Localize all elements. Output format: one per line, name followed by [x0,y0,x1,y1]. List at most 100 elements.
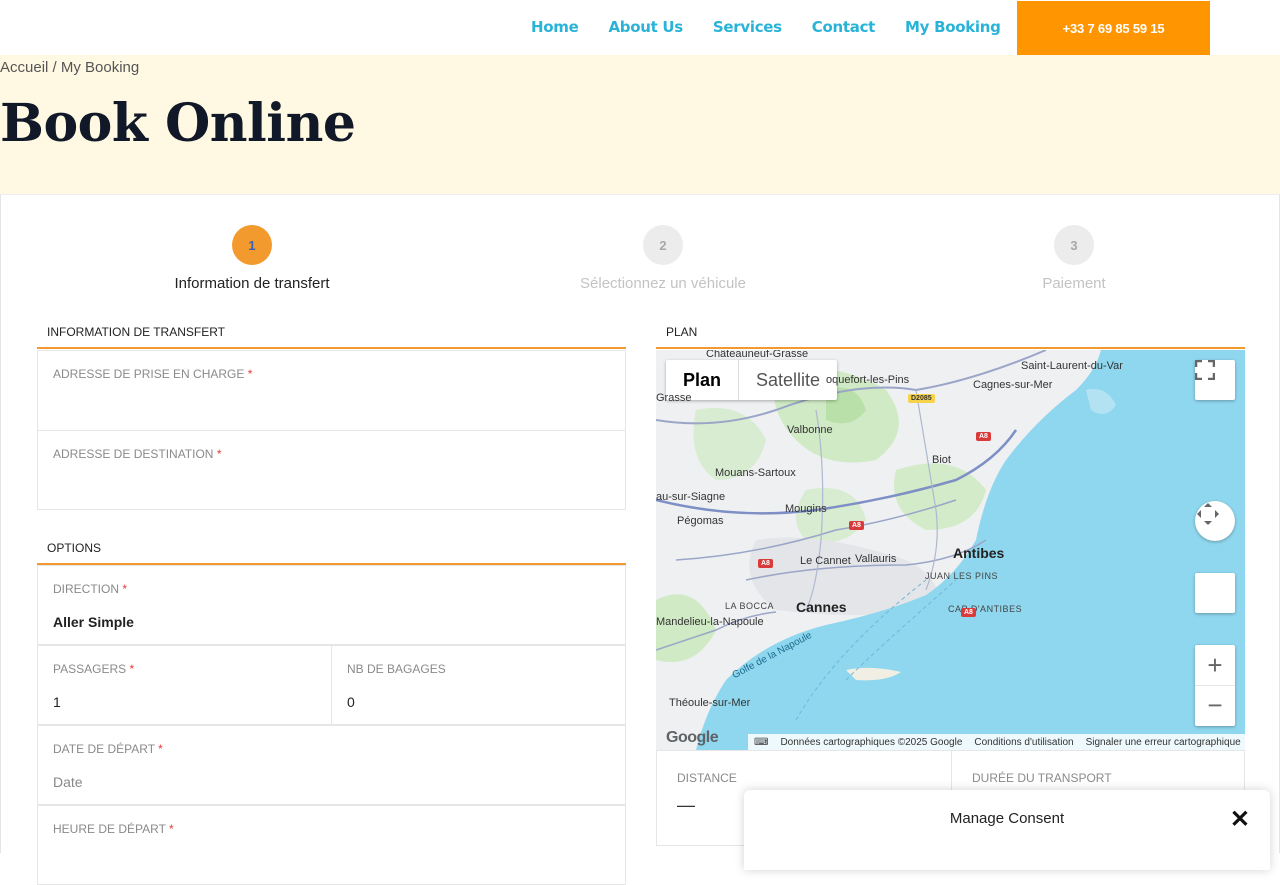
map-terms-link[interactable]: Conditions d'utilisation [974,737,1073,748]
map-place-label: CAP D'ANTIBES [948,604,1023,614]
map-place-label: Mouans-Sartoux [715,467,796,479]
required-mark: * [216,447,222,461]
map-place-label: Mandelieu-la-Napoule [656,616,764,628]
step-transfer-info: 1 Information de transfert [122,225,382,292]
passengers-field[interactable]: PASSAGERS * 1 [37,645,332,725]
zoom-control: + − [1195,645,1235,726]
map-place-label: oquefort-les-Pins [826,374,910,386]
direction-value: Aller Simple [53,614,134,630]
field-label: HEURE DE DÉPART * [53,822,610,836]
consent-title: Manage Consent [949,810,1065,827]
destination-address-field[interactable]: ADRESSE DE DESTINATION * [37,430,626,510]
map-attribution: ⌨ Données cartographiques ©2025 Google C… [748,734,1245,750]
map-section-title: PLAN [656,317,1245,349]
map-type-satellite[interactable]: Satellite [738,360,837,400]
road-shield: A8 [961,608,976,617]
direction-label-text: DIRECTION [53,582,119,596]
booking-form-card: 1 Information de transfert 2 Sélectionne… [0,195,1280,885]
route-map[interactable]: Plan Satellite Châteauneuf-Grasse oquefo… [656,350,1245,750]
duration-label: DURÉE DU TRANSPORT [972,771,1112,785]
google-logo-text: Google [666,729,719,746]
map-place-label: JUAN LES PINS [925,571,999,581]
map-place-label: Cannes [796,599,847,615]
zoom-out-button[interactable]: − [1195,686,1235,726]
pickup-address-field[interactable]: ADRESSE DE PRISE EN CHARGE * [37,350,626,431]
destination-label-text: ADRESSE DE DESTINATION [53,447,214,461]
map-place-label: Pégomas [677,515,724,527]
nav-my-booking[interactable]: My Booking [905,18,1001,36]
step-number: 2 [643,225,683,265]
field-label: PASSAGERS * [53,662,316,676]
step-select-vehicle: 2 Sélectionnez un véhicule [533,225,793,292]
bags-value: 0 [347,694,355,710]
breadcrumb-home[interactable]: Accueil [0,59,48,76]
direction-select[interactable]: DIRECTION * Aller Simple [37,565,626,645]
required-mark: * [169,822,174,836]
road-shield: A8 [758,559,773,568]
transfer-section-title: INFORMATION DE TRANSFERT [37,317,626,349]
page-title: Book Online [0,93,356,154]
map-type-toggle: Plan Satellite [666,360,838,400]
map-place-label: Théoule-sur-Mer [669,697,751,709]
camera-control-icon[interactable] [1195,501,1235,541]
step-label: Paiement [1042,275,1106,292]
field-label: ADRESSE DE PRISE EN CHARGE * [53,367,610,381]
required-mark: * [247,367,253,381]
road-shield: A8 [976,432,991,441]
map-place-label: Vallauris [855,553,897,565]
nav-contact[interactable]: Contact [812,18,876,36]
page-banner: Accueil / My Booking Book Online [0,55,1280,195]
passengers-label-text: PASSAGERS [53,662,127,676]
map-place-label: Valbonne [787,424,833,436]
breadcrumb-separator: / [52,59,57,76]
map-terrain [656,350,1245,750]
nav-services[interactable]: Services [713,18,782,36]
site-header: Home About Us Services Contact My Bookin… [0,0,1280,55]
departure-time-field[interactable]: HEURE DE DÉPART * [37,805,626,885]
field-label: DATE DE DÉPART * [53,742,610,756]
nav-about-us[interactable]: About Us [608,18,683,36]
date-placeholder: Date [53,774,83,790]
field-label: ADRESSE DE DESTINATION * [53,447,610,461]
breadcrumb: Accueil / My Booking [0,59,139,76]
map-report-link[interactable]: Signaler une erreur cartographique [1086,737,1241,748]
google-logo: Google [666,729,719,747]
field-label: DIRECTION * [53,582,610,596]
zoom-in-button[interactable]: + [1195,646,1235,686]
map-place-label: Cagnes-sur-Mer [973,379,1053,391]
required-mark: * [129,662,135,676]
map-place-label: Châteauneuf-Grasse [706,350,809,360]
map-place-label: Le Cannet [800,555,851,567]
step-label: Information de transfert [174,275,330,292]
pickup-label-text: ADRESSE DE PRISE EN CHARGE [53,367,245,381]
road-shield: D2085 [908,394,935,403]
map-place-label: Mougins [785,503,827,515]
step-number: 1 [232,225,272,265]
step-payment: 3 Paiement [944,225,1204,292]
step-label: Sélectionnez un véhicule [580,275,746,292]
phone-button[interactable]: +33 7 69 85 59 15 [1017,1,1210,55]
road-shield: A8 [849,521,864,530]
map-place-label: Antibes [953,545,1005,561]
map-place-label: Saint-Laurent-du-Var [1021,360,1123,372]
map-place-label: Grasse [656,392,692,404]
bags-field[interactable]: NB DE BAGAGES 0 [331,645,626,725]
options-section-title: OPTIONS [37,533,626,565]
required-mark: * [122,582,128,596]
street-view-pegman-icon[interactable] [1195,573,1235,613]
required-mark: * [158,742,163,756]
fullscreen-icon[interactable] [1195,360,1235,400]
breadcrumb-current: My Booking [60,59,140,76]
keyboard-icon[interactable]: ⌨ [754,737,768,748]
departure-date-field[interactable]: DATE DE DÉPART * Date [37,725,626,805]
date-label-text: DATE DE DÉPART [53,742,155,756]
nav-home[interactable]: Home [531,18,579,36]
distance-label: DISTANCE [677,771,737,785]
map-place-label: Biot [932,454,951,466]
map-place-label: au-sur-Siagne [656,491,726,503]
field-label: NB DE BAGAGES [347,662,446,676]
map-place-label: LA BOCCA [725,601,775,611]
passengers-value: 1 [53,694,61,710]
close-icon[interactable]: ✕ [1230,805,1250,834]
step-number: 3 [1054,225,1094,265]
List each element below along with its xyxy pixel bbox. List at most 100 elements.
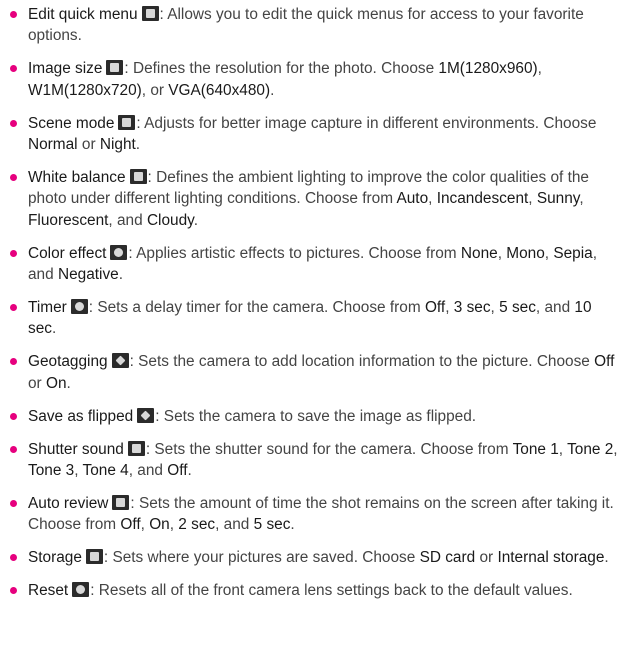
option-value: Off <box>594 353 615 371</box>
bullet <box>10 499 17 507</box>
description-text: : Sets where your pictures are saved. Ch… <box>103 549 420 567</box>
bullet <box>10 11 17 18</box>
option-value: On <box>45 374 67 392</box>
option-value: Cloudy <box>146 211 194 229</box>
option-value: 2 sec <box>178 516 216 534</box>
option-value: Normal <box>28 136 78 154</box>
option-value: Mono <box>506 244 545 262</box>
list-item: Storage : Sets where your pictures are sa… <box>8 547 623 568</box>
setting-name: Edit quick menu <box>28 6 138 23</box>
bullet <box>10 65 17 73</box>
option-value: Auto <box>396 190 429 208</box>
description-text: , and <box>108 211 147 229</box>
option-value: Tone 2 <box>567 440 614 458</box>
list-item: Timer: Sets a delay timer for the camera… <box>8 297 623 340</box>
description-text: or <box>28 374 46 392</box>
setting-name: Save as flipped <box>28 407 134 425</box>
list-item: Color effect : Applies artistic effects t… <box>8 243 623 286</box>
image-size-icon <box>106 60 124 76</box>
bullet <box>10 554 17 562</box>
option-value: Off <box>424 298 446 316</box>
option-value: 5 sec <box>499 298 536 316</box>
list-item: Save as flipped: Sets the camera to save… <box>8 406 623 427</box>
option-value: SD card <box>419 549 476 567</box>
bullet <box>10 412 17 420</box>
description-text: , <box>579 190 584 208</box>
color-effect-icon <box>110 244 128 260</box>
option-value: Sepia <box>553 244 593 262</box>
white-balance-icon <box>129 168 147 184</box>
setting-name: Geotagging <box>28 353 108 371</box>
setting-name: Scene mode <box>28 114 115 132</box>
description-text: . <box>66 374 71 392</box>
option-value: Tone 3 <box>28 461 75 479</box>
option-value: Off <box>167 461 188 479</box>
list-item: Reset : Resets all of the front camera le… <box>8 580 623 601</box>
storage-icon <box>85 549 103 565</box>
setting-name: White balance <box>28 168 126 186</box>
list-item: Auto review: Sets the amount of time the… <box>8 493 623 536</box>
description-text: or <box>77 136 100 154</box>
list-item: White balance: Defines the ambient light… <box>8 167 623 231</box>
settings-list: Edit quick menu: Allows you to edit the … <box>0 0 633 601</box>
bullet <box>10 587 17 595</box>
description-text: : Sets the shutter sound for the camera.… <box>145 440 513 458</box>
option-value: On <box>149 516 170 534</box>
setting-name: Color effect <box>28 244 107 262</box>
bullet <box>10 303 17 311</box>
setting-name: Timer <box>28 298 67 316</box>
bullet <box>10 119 17 127</box>
description-text: . <box>270 81 275 99</box>
description-text: , <box>613 440 618 458</box>
reset-icon <box>72 582 90 598</box>
description-text: , <box>537 60 542 78</box>
description-text: , <box>169 516 179 534</box>
option-value: 1M(1280x960) <box>438 60 538 78</box>
option-value: 5 sec <box>253 516 291 534</box>
scene-mode-icon <box>118 114 136 130</box>
setting-name: Auto review <box>28 494 109 512</box>
description-text: . <box>187 461 192 479</box>
option-value: 3 sec <box>453 298 491 316</box>
option-value: Night <box>99 136 136 154</box>
option-value: Off <box>120 516 141 534</box>
shutter-sound-icon <box>127 440 145 456</box>
option-value: Negative <box>57 266 119 284</box>
option-value: None <box>460 244 498 262</box>
description-text: , <box>558 440 568 458</box>
description-text: . <box>135 136 141 154</box>
option-value: VGA(640x480) <box>168 81 271 99</box>
description-text: : Resets all of the front camera lens se… <box>90 582 573 600</box>
description-text: . <box>604 549 609 567</box>
bullet <box>10 173 17 181</box>
list-item: Shutter sound: Sets the shutter sound fo… <box>8 439 623 482</box>
description-text: : Adjusts for better image capture in di… <box>136 114 597 132</box>
description-text: , and <box>215 516 254 534</box>
option-value: Fluorescent <box>28 211 109 229</box>
description-text: , and <box>128 461 168 479</box>
list-item: Geotagging : Sets the camera to add locat… <box>8 351 623 394</box>
list-item: Image size: Defines the resolution for t… <box>8 58 623 101</box>
description-text: . <box>193 211 198 229</box>
description-text: , <box>528 190 537 208</box>
description-text: , and <box>535 298 575 316</box>
description-text: : Sets the camera to add location inform… <box>129 353 595 371</box>
description-text: : Defines the resolution for the photo. … <box>124 60 439 78</box>
setting-name: Storage <box>28 549 82 567</box>
option-value: Internal storage <box>497 549 605 567</box>
option-value: W1M(1280x720) <box>28 81 142 99</box>
geotagging-icon <box>111 353 129 369</box>
description-text: : Applies artistic effects to pictures. … <box>128 244 461 262</box>
timer-icon <box>70 298 88 314</box>
option-value: Incandescent <box>436 190 529 208</box>
description-text: , <box>445 298 454 316</box>
description-text: . <box>290 516 295 534</box>
description-text: , <box>490 298 500 316</box>
list-item: Scene mode : Adjusts for better image cap… <box>8 113 623 156</box>
setting-name: Reset <box>28 582 69 600</box>
bullet <box>10 445 17 453</box>
description-text: , <box>497 244 507 262</box>
bullet <box>10 358 17 366</box>
option-value: Sunny <box>536 190 580 208</box>
auto-review-icon <box>112 494 130 510</box>
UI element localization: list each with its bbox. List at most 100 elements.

> PROBLEM STATEMENT: Please copy the records from the line containing "option-value: Off <box>594 353 615 371</box>" through the line containing "description-text: , and <box>108", substituting "Overcast" for "Cloudy" and keeping everything else the same.

> FINISHED EXERCISE:
option-value: Off <box>594 353 615 371</box>
bullet <box>10 499 17 507</box>
description-text: : Sets where your pictures are saved. Ch… <box>103 549 420 567</box>
bullet <box>10 11 17 18</box>
option-value: On <box>45 374 67 392</box>
option-value: Overcast <box>146 211 194 229</box>
option-value: 2 sec <box>178 516 216 534</box>
option-value: Normal <box>28 136 78 154</box>
option-value: Mono <box>506 244 545 262</box>
list-item: Storage : Sets where your pictures are sa… <box>8 547 623 568</box>
setting-name: Edit quick menu <box>28 6 138 23</box>
bullet <box>10 65 17 73</box>
option-value: Auto <box>396 190 429 208</box>
description-text: , and <box>108 211 147 229</box>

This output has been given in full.